#### Aim of the exercise:
In full and without error, repeat the entries below.

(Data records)
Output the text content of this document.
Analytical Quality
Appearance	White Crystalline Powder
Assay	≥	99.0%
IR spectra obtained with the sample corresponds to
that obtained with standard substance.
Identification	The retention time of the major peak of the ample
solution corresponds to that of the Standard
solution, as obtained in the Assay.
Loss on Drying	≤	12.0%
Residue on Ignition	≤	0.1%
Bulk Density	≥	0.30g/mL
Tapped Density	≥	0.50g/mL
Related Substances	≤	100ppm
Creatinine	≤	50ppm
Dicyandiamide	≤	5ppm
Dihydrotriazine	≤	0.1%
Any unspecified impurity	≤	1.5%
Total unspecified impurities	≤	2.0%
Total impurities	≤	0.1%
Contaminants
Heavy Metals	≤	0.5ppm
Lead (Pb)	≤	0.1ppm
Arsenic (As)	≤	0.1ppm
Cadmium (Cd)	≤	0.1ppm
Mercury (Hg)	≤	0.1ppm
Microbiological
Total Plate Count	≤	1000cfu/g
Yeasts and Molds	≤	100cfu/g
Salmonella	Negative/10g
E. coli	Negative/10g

#### Written solution:
Output the text content of this document.
Analytical Quality
Appearance	White Crystalline Powder
Assay	≥	99.0%
IR spectra obtained with the sample corresponds to
that obtained with standard substance.
Identification	The retention time of the major peak of the ample
solution corresponds to that of the Standard
solution, as obtained in the Assay.
Loss on Drying	≤	12.0%
Residue on Ignition	≤	0.1%
Bulk Density	≥	0.30g/mL
Tapped Density	≥	0.50g/mL
Related Substances	≤	100ppm
Creatinine	≤	50ppm
Dicyandiamide	≤	5ppm
Dihydrotriazine	≤	0.1%
Any unspecified impurity	≤	1.5%
Total unspecified impurities	≤	2.0%
Total impurities	≤	0.1%
Contaminants
Heavy Metals	≤	0.5ppm
Lead (Pb)	≤	0.1ppm
Arsenic (As)	≤	0.1ppm
Cadmium (Cd)	≤	0.1ppm
Mercury (Hg)	≤	0.1ppm
Microbiological
Total Plate Count	≤	1000cfu/g
Yeasts and Molds	≤	100cfu/g
Salmonella	Negative/10g
E. coli	Negative/10g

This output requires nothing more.